Drop the pictures from the entries below, then reproduce the rest exactly.

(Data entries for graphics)
>>>

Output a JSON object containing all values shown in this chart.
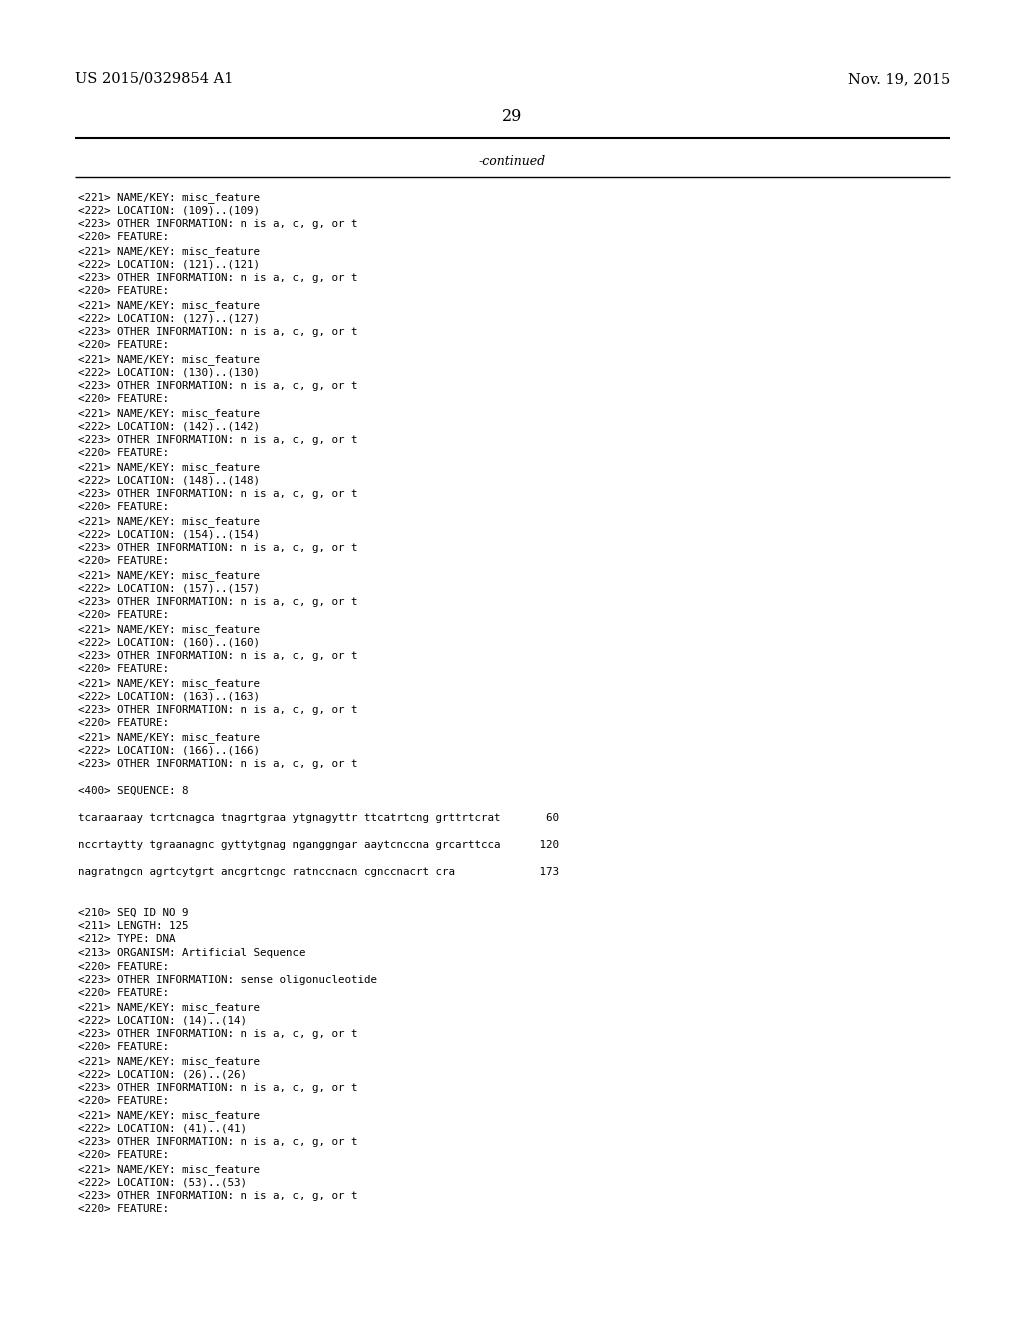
{
  "header_left": "US 2015/0329854 A1",
  "header_right": "Nov. 19, 2015",
  "page_number": "29",
  "continued_text": "-continued",
  "background_color": "#ffffff",
  "text_color": "#000000",
  "font_size_header": 10.5,
  "font_size_body": 8.5,
  "font_size_page": 11.5,
  "font_size_mono": 7.8,
  "lines": [
    "<221> NAME/KEY: misc_feature",
    "<222> LOCATION: (109)..(109)",
    "<223> OTHER INFORMATION: n is a, c, g, or t",
    "<220> FEATURE:",
    "<221> NAME/KEY: misc_feature",
    "<222> LOCATION: (121)..(121)",
    "<223> OTHER INFORMATION: n is a, c, g, or t",
    "<220> FEATURE:",
    "<221> NAME/KEY: misc_feature",
    "<222> LOCATION: (127)..(127)",
    "<223> OTHER INFORMATION: n is a, c, g, or t",
    "<220> FEATURE:",
    "<221> NAME/KEY: misc_feature",
    "<222> LOCATION: (130)..(130)",
    "<223> OTHER INFORMATION: n is a, c, g, or t",
    "<220> FEATURE:",
    "<221> NAME/KEY: misc_feature",
    "<222> LOCATION: (142)..(142)",
    "<223> OTHER INFORMATION: n is a, c, g, or t",
    "<220> FEATURE:",
    "<221> NAME/KEY: misc_feature",
    "<222> LOCATION: (148)..(148)",
    "<223> OTHER INFORMATION: n is a, c, g, or t",
    "<220> FEATURE:",
    "<221> NAME/KEY: misc_feature",
    "<222> LOCATION: (154)..(154)",
    "<223> OTHER INFORMATION: n is a, c, g, or t",
    "<220> FEATURE:",
    "<221> NAME/KEY: misc_feature",
    "<222> LOCATION: (157)..(157)",
    "<223> OTHER INFORMATION: n is a, c, g, or t",
    "<220> FEATURE:",
    "<221> NAME/KEY: misc_feature",
    "<222> LOCATION: (160)..(160)",
    "<223> OTHER INFORMATION: n is a, c, g, or t",
    "<220> FEATURE:",
    "<221> NAME/KEY: misc_feature",
    "<222> LOCATION: (163)..(163)",
    "<223> OTHER INFORMATION: n is a, c, g, or t",
    "<220> FEATURE:",
    "<221> NAME/KEY: misc_feature",
    "<222> LOCATION: (166)..(166)",
    "<223> OTHER INFORMATION: n is a, c, g, or t",
    "",
    "<400> SEQUENCE: 8",
    "",
    "tcaraaraay tcrtcnagca tnagrtgraa ytgnagyttr ttcatrtcng grttrtcrat       60",
    "",
    "nccrtaytty tgraanagnc gyttytgnag nganggngar aaytcnccna grcarttcca      120",
    "",
    "nagratngcn agrtcytgrt ancgrtcngc ratnccnacn cgnccnacrt cra             173",
    "",
    "",
    "<210> SEQ ID NO 9",
    "<211> LENGTH: 125",
    "<212> TYPE: DNA",
    "<213> ORGANISM: Artificial Sequence",
    "<220> FEATURE:",
    "<223> OTHER INFORMATION: sense oligonucleotide",
    "<220> FEATURE:",
    "<221> NAME/KEY: misc_feature",
    "<222> LOCATION: (14)..(14)",
    "<223> OTHER INFORMATION: n is a, c, g, or t",
    "<220> FEATURE:",
    "<221> NAME/KEY: misc_feature",
    "<222> LOCATION: (26)..(26)",
    "<223> OTHER INFORMATION: n is a, c, g, or t",
    "<220> FEATURE:",
    "<221> NAME/KEY: misc_feature",
    "<222> LOCATION: (41)..(41)",
    "<223> OTHER INFORMATION: n is a, c, g, or t",
    "<220> FEATURE:",
    "<221> NAME/KEY: misc_feature",
    "<222> LOCATION: (53)..(53)",
    "<223> OTHER INFORMATION: n is a, c, g, or t",
    "<220> FEATURE:"
  ]
}
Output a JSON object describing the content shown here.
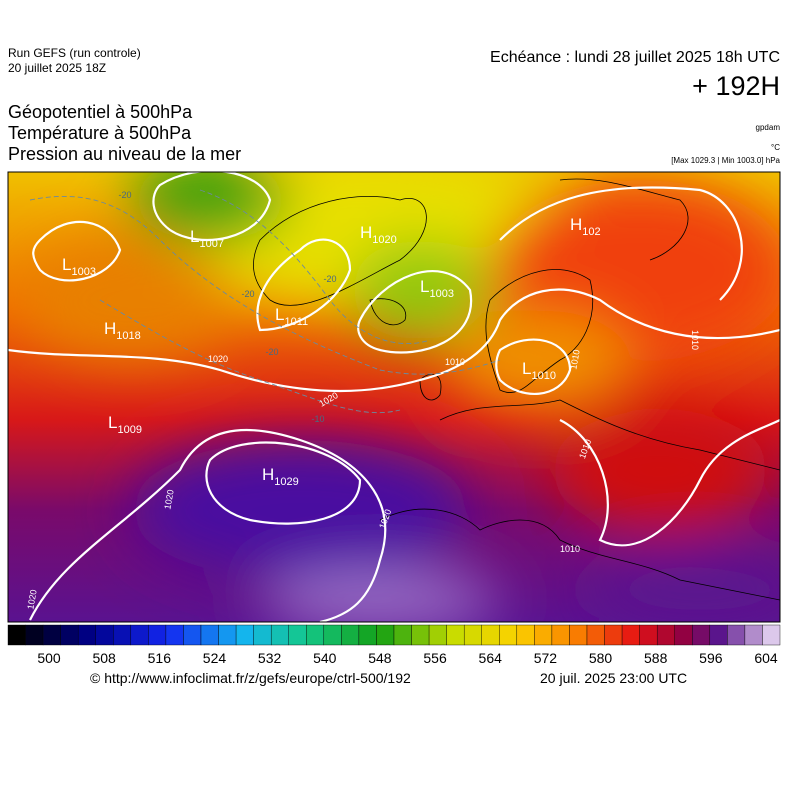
{
  "header": {
    "run": "Run GEFS (run controle)",
    "run_date": "20 juillet 2025 18Z",
    "valid": "Echéance : lundi 28 juillet 2025 18h UTC",
    "lead": "+ 192H",
    "fields": [
      "Géopotentiel à 500hPa",
      "Température à 500hPa",
      "Pression au niveau de la mer"
    ],
    "units": [
      "gpdam",
      "°C",
      "[Max 1029.3 | Min 1003.0] hPa"
    ]
  },
  "map": {
    "centers": [
      {
        "letter": "L",
        "value": 1003
      },
      {
        "letter": "H",
        "value": 1018
      },
      {
        "letter": "L",
        "value": 1009
      },
      {
        "letter": "L",
        "value": 1007
      },
      {
        "letter": "H",
        "value": 1020
      },
      {
        "letter": "L",
        "value": 1011
      },
      {
        "letter": "L",
        "value": 1003
      },
      {
        "letter": "H",
        "value": 1029
      },
      {
        "letter": "L",
        "value": 1010
      },
      {
        "letter": "H",
        "value": 102
      }
    ],
    "isobar_labels": [
      1020,
      1020,
      1020,
      1020,
      1020,
      1010,
      1010,
      1010,
      1010,
      1010
    ],
    "isotherm_labels": [
      -20,
      -20,
      -20,
      -20,
      -10
    ]
  },
  "colorbar": {
    "ticks": [
      500,
      508,
      516,
      524,
      532,
      540,
      548,
      556,
      564,
      572,
      580,
      588,
      596,
      604
    ]
  },
  "footer": {
    "source": "© http://www.infoclimat.fr/z/gefs/europe/ctrl-500/192",
    "issued": "20 juil. 2025 23:00 UTC"
  }
}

<<<

- _Answer in full_:
Output a JSON object containing all values shown in this chart.
{
  "header_left": "US 2015/0329854 A1",
  "header_right": "Nov. 19, 2015",
  "page_number": "29",
  "continued_text": "-continued",
  "background_color": "#ffffff",
  "text_color": "#000000",
  "font_size_header": 10.5,
  "font_size_body": 8.5,
  "font_size_page": 11.5,
  "font_size_mono": 7.8,
  "lines": [
    "<221> NAME/KEY: misc_feature",
    "<222> LOCATION: (109)..(109)",
    "<223> OTHER INFORMATION: n is a, c, g, or t",
    "<220> FEATURE:",
    "<221> NAME/KEY: misc_feature",
    "<222> LOCATION: (121)..(121)",
    "<223> OTHER INFORMATION: n is a, c, g, or t",
    "<220> FEATURE:",
    "<221> NAME/KEY: misc_feature",
    "<222> LOCATION: (127)..(127)",
    "<223> OTHER INFORMATION: n is a, c, g, or t",
    "<220> FEATURE:",
    "<221> NAME/KEY: misc_feature",
    "<222> LOCATION: (130)..(130)",
    "<223> OTHER INFORMATION: n is a, c, g, or t",
    "<220> FEATURE:",
    "<221> NAME/KEY: misc_feature",
    "<222> LOCATION: (142)..(142)",
    "<223> OTHER INFORMATION: n is a, c, g, or t",
    "<220> FEATURE:",
    "<221> NAME/KEY: misc_feature",
    "<222> LOCATION: (148)..(148)",
    "<223> OTHER INFORMATION: n is a, c, g, or t",
    "<220> FEATURE:",
    "<221> NAME/KEY: misc_feature",
    "<222> LOCATION: (154)..(154)",
    "<223> OTHER INFORMATION: n is a, c, g, or t",
    "<220> FEATURE:",
    "<221> NAME/KEY: misc_feature",
    "<222> LOCATION: (157)..(157)",
    "<223> OTHER INFORMATION: n is a, c, g, or t",
    "<220> FEATURE:",
    "<221> NAME/KEY: misc_feature",
    "<222> LOCATION: (160)..(160)",
    "<223> OTHER INFORMATION: n is a, c, g, or t",
    "<220> FEATURE:",
    "<221> NAME/KEY: misc_feature",
    "<222> LOCATION: (163)..(163)",
    "<223> OTHER INFORMATION: n is a, c, g, or t",
    "<220> FEATURE:",
    "<221> NAME/KEY: misc_feature",
    "<222> LOCATION: (166)..(166)",
    "<223> OTHER INFORMATION: n is a, c, g, or t",
    "",
    "<400> SEQUENCE: 8",
    "",
    "tcaraaraay tcrtcnagca tnagrtgraa ytgnagyttr ttcatrtcng grttrtcrat       60",
    "",
    "nccrtaytty tgraanagnc gyttytgnag nganggngar aaytcnccna grcarttcca      120",
    "",
    "nagratngcn agrtcytgrt ancgrtcngc ratnccnacn cgnccnacrt cra             173",
    "",
    "",
    "<210> SEQ ID NO 9",
    "<211> LENGTH: 125",
    "<212> TYPE: DNA",
    "<213> ORGANISM: Artificial Sequence",
    "<220> FEATURE:",
    "<223> OTHER INFORMATION: sense oligonucleotide",
    "<220> FEATURE:",
    "<221> NAME/KEY: misc_feature",
    "<222> LOCATION: (14)..(14)",
    "<223> OTHER INFORMATION: n is a, c, g, or t",
    "<220> FEATURE:",
    "<221> NAME/KEY: misc_feature",
    "<222> LOCATION: (26)..(26)",
    "<223> OTHER INFORMATION: n is a, c, g, or t",
    "<220> FEATURE:",
    "<221> NAME/KEY: misc_feature",
    "<222> LOCATION: (41)..(41)",
    "<223> OTHER INFORMATION: n is a, c, g, or t",
    "<220> FEATURE:",
    "<221> NAME/KEY: misc_feature",
    "<222> LOCATION: (53)..(53)",
    "<223> OTHER INFORMATION: n is a, c, g, or t",
    "<220> FEATURE:"
  ]
}
Output a JSON object describing the content shown here.
{
  "header": {
    "run": "Run GEFS (run controle)",
    "run_date": "20 juillet 2025 18Z",
    "valid": "Echéance : lundi 28 juillet 2025 18h UTC",
    "lead": "+ 192H",
    "fields": [
      "Géopotentiel à 500hPa",
      "Température à 500hPa",
      "Pression au niveau de la mer"
    ],
    "units": [
      "gpdam",
      "°C",
      "[Max 1029.3 | Min 1003.0] hPa"
    ]
  },
  "map": {
    "centers": [
      {
        "letter": "L",
        "value": 1003
      },
      {
        "letter": "H",
        "value": 1018
      },
      {
        "letter": "L",
        "value": 1009
      },
      {
        "letter": "L",
        "value": 1007
      },
      {
        "letter": "H",
        "value": 1020
      },
      {
        "letter": "L",
        "value": 1011
      },
      {
        "letter": "L",
        "value": 1003
      },
      {
        "letter": "H",
        "value": 1029
      },
      {
        "letter": "L",
        "value": 1010
      },
      {
        "letter": "H",
        "value": 102
      }
    ],
    "isobar_labels": [
      1020,
      1020,
      1020,
      1020,
      1020,
      1010,
      1010,
      1010,
      1010,
      1010
    ],
    "isotherm_labels": [
      -20,
      -20,
      -20,
      -20,
      -10
    ]
  },
  "colorbar": {
    "ticks": [
      500,
      508,
      516,
      524,
      532,
      540,
      548,
      556,
      564,
      572,
      580,
      588,
      596,
      604
    ]
  },
  "footer": {
    "source": "© http://www.infoclimat.fr/z/gefs/europe/ctrl-500/192",
    "issued": "20 juil. 2025 23:00 UTC"
  }
}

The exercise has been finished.